BEGIN Dataset rows

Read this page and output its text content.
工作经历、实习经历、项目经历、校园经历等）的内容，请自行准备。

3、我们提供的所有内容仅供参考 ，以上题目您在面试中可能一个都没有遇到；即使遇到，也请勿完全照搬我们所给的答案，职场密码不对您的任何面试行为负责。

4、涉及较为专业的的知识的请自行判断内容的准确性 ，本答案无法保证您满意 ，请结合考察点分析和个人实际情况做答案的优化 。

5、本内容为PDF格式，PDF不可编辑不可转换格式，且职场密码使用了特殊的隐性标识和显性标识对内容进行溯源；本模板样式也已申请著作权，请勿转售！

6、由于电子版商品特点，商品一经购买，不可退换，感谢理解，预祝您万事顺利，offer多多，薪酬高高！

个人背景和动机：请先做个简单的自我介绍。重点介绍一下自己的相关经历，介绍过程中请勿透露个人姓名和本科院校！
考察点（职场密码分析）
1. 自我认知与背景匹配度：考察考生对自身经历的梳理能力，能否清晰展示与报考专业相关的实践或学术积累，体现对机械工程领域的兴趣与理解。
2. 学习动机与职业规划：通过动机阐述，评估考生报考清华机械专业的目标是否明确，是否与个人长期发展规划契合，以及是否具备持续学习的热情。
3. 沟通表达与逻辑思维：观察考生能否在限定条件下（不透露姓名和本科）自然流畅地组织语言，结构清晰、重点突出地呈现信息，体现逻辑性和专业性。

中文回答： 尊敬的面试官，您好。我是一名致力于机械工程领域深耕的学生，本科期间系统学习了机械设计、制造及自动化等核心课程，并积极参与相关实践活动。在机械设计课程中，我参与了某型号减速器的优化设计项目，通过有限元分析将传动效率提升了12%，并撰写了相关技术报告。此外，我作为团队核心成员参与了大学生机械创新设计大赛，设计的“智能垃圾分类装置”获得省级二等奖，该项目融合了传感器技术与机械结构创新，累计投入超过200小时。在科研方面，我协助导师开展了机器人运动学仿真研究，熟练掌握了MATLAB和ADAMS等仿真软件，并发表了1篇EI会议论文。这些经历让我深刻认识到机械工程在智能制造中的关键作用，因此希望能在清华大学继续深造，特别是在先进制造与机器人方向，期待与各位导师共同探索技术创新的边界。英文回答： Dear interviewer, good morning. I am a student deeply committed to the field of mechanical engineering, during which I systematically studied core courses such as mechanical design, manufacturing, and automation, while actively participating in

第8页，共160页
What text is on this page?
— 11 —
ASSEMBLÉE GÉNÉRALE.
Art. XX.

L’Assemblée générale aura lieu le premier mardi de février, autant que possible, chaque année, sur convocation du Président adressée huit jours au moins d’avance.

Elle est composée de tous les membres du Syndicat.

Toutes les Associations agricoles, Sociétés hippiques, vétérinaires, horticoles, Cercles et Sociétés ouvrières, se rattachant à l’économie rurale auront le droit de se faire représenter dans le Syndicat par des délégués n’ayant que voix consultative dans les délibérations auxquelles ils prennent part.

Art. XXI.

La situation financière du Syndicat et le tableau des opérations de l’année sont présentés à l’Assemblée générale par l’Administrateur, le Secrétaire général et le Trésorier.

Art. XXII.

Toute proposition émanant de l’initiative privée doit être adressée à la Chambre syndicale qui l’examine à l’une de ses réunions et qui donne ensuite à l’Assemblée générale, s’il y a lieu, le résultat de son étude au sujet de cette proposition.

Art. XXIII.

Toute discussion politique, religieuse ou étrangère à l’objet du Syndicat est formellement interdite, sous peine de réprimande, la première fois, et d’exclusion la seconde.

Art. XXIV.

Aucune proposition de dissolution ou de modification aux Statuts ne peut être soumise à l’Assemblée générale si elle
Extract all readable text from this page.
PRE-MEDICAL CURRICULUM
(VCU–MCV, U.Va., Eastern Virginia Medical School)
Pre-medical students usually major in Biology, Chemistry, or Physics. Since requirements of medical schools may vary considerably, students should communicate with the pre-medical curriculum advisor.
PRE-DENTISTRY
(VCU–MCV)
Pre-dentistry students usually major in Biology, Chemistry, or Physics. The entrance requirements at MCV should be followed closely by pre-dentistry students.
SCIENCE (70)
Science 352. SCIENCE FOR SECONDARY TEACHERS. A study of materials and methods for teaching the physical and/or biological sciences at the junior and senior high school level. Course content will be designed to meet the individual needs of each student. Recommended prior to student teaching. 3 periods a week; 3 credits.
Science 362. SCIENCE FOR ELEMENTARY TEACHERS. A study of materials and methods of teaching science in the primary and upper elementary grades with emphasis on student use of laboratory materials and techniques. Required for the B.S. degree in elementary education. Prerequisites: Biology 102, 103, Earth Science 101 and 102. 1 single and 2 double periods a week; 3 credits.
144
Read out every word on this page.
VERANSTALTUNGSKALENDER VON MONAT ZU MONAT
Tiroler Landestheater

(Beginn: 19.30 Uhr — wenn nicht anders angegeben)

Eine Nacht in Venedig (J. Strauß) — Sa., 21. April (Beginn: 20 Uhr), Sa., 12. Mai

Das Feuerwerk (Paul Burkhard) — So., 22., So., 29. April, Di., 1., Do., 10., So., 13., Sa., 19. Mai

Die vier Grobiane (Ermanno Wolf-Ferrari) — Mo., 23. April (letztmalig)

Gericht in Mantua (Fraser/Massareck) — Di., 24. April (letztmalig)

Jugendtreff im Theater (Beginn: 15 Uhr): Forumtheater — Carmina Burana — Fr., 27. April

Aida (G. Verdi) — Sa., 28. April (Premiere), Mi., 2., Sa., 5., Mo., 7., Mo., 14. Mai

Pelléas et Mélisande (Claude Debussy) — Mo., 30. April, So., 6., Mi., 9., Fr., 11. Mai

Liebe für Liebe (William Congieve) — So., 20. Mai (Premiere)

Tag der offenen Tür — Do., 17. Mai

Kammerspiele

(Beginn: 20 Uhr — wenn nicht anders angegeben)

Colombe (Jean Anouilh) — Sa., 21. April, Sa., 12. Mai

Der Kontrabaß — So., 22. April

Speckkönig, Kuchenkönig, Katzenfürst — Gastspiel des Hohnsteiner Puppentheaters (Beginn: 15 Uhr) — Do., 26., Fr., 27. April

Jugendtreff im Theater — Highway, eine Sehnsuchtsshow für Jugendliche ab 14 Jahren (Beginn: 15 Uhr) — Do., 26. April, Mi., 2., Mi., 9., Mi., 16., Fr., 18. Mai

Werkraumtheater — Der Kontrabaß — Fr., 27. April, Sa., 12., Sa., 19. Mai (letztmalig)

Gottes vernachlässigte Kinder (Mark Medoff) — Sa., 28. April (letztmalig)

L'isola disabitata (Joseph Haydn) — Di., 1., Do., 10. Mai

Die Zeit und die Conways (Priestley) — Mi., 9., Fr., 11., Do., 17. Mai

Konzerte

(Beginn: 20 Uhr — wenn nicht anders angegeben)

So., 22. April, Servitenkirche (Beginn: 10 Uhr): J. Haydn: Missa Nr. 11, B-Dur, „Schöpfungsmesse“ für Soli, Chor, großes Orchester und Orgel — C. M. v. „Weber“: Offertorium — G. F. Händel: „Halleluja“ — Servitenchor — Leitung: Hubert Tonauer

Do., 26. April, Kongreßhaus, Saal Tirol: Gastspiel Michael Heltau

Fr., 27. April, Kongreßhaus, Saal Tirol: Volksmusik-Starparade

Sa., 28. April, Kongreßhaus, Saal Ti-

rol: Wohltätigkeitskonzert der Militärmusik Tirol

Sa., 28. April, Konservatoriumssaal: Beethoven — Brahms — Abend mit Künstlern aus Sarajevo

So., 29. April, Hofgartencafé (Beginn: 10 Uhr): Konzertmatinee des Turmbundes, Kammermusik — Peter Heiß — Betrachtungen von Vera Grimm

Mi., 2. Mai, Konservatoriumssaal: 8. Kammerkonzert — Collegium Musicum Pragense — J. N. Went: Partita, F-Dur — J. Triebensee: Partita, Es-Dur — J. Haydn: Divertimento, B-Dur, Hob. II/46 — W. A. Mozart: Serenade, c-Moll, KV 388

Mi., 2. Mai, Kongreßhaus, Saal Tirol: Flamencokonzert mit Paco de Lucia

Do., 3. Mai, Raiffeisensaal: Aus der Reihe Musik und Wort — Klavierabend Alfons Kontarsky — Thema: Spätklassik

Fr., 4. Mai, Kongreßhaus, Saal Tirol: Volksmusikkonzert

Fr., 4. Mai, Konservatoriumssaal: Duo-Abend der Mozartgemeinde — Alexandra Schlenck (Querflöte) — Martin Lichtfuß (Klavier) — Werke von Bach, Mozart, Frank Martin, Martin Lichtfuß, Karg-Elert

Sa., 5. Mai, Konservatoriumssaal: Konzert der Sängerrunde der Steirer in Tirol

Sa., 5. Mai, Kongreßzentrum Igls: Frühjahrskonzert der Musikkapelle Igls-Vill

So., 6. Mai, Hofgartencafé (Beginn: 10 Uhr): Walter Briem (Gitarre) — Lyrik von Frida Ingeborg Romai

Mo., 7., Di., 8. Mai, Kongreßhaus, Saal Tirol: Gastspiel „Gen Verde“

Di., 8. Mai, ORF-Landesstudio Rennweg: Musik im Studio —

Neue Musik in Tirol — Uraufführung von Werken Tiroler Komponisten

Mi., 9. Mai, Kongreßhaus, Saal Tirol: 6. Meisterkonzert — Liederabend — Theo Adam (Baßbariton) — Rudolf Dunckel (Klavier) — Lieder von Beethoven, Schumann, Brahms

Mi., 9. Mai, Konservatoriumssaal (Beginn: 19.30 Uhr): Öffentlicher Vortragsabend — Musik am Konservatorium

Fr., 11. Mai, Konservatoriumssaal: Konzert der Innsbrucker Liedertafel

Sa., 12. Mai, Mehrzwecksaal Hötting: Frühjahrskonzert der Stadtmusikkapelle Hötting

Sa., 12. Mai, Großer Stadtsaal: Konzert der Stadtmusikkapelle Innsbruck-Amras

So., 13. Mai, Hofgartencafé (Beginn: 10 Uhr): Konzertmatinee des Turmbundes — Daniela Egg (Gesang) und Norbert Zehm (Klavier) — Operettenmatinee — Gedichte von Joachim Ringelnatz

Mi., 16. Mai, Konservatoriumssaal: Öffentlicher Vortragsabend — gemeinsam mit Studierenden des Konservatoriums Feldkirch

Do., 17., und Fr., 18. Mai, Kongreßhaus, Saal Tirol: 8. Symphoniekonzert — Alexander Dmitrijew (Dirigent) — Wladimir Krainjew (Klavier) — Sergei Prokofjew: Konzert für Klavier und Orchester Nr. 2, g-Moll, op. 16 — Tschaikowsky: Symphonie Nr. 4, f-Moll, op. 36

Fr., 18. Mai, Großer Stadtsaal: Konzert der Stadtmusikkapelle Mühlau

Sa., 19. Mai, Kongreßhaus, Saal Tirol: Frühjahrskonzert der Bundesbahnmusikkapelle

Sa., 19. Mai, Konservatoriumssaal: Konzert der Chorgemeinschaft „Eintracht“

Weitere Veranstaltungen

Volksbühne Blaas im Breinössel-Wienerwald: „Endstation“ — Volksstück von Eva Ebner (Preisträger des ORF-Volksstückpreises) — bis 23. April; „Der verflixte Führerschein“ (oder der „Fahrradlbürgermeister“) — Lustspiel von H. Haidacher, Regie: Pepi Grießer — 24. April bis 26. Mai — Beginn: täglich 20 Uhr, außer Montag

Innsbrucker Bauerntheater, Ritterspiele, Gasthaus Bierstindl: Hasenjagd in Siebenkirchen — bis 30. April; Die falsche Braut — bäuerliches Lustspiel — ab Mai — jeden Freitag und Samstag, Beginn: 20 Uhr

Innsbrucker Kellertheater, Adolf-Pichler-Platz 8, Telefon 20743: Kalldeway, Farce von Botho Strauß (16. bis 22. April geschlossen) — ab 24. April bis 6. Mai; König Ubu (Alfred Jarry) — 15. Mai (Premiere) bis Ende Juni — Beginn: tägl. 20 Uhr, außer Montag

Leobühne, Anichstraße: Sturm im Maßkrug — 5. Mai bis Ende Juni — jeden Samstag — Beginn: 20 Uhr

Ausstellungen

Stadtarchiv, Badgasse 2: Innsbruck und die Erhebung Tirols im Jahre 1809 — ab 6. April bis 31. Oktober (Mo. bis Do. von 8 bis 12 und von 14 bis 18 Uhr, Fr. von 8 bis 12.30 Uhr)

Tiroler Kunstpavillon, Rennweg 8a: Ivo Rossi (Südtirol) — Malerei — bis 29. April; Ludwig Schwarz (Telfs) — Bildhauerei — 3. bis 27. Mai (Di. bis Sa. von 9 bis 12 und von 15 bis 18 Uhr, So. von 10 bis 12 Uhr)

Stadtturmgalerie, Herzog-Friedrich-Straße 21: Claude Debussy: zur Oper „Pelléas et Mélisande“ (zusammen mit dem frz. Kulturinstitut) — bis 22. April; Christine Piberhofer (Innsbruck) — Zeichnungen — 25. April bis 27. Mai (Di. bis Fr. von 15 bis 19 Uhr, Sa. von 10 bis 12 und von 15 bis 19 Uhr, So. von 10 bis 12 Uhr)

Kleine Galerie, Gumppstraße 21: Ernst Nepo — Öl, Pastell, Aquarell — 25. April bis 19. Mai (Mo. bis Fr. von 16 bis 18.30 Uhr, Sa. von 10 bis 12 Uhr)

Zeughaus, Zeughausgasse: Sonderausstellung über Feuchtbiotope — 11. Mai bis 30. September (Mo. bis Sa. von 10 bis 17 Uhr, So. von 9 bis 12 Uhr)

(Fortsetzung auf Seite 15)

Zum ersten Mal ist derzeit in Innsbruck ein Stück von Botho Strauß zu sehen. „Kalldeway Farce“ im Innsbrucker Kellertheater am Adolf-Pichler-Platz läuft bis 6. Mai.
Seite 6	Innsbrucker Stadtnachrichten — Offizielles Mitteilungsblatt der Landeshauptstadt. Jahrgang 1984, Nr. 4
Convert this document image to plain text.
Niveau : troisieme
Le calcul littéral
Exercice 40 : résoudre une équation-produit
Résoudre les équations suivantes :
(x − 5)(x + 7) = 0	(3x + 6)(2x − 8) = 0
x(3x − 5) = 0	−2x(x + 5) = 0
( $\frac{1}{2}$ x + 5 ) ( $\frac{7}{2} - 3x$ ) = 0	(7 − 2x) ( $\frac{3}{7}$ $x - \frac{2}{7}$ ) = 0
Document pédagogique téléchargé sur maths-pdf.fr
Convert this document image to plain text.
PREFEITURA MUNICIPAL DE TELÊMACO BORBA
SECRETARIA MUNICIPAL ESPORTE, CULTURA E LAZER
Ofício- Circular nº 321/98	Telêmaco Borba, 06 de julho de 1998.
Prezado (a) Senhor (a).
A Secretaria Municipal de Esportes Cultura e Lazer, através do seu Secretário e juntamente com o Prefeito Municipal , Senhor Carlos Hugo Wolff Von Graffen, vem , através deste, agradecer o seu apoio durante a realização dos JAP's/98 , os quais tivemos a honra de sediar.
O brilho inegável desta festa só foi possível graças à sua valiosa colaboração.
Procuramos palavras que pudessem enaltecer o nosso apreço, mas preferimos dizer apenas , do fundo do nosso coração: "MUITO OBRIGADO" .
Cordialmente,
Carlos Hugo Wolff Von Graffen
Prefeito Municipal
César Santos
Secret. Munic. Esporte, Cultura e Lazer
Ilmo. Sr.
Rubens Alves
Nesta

END Dataset rows

_Directions_
Collect the lines of the records that include the string "week".

_Exercise response_
Science 352. SCIENCE FOR SECONDARY TEACHERS. A study of materials and methods for teaching the physical and/or biological sciences at the junior and senior high school level. Course content will be designed to meet the individual needs of each student. Recommended prior to student teaching. 3 periods a week; 3 credits.
Science 362. SCIENCE FOR ELEMENTARY TEACHERS. A study of materials and methods of teaching science in the primary and upper elementary grades with emphasis on student use of laboratory materials and techniques. Required for the B.S. degree in elementary education. Prerequisites: Biology 102, 103, Earth Science 101 and 102. 1 single and 2 double periods a week; 3 credits.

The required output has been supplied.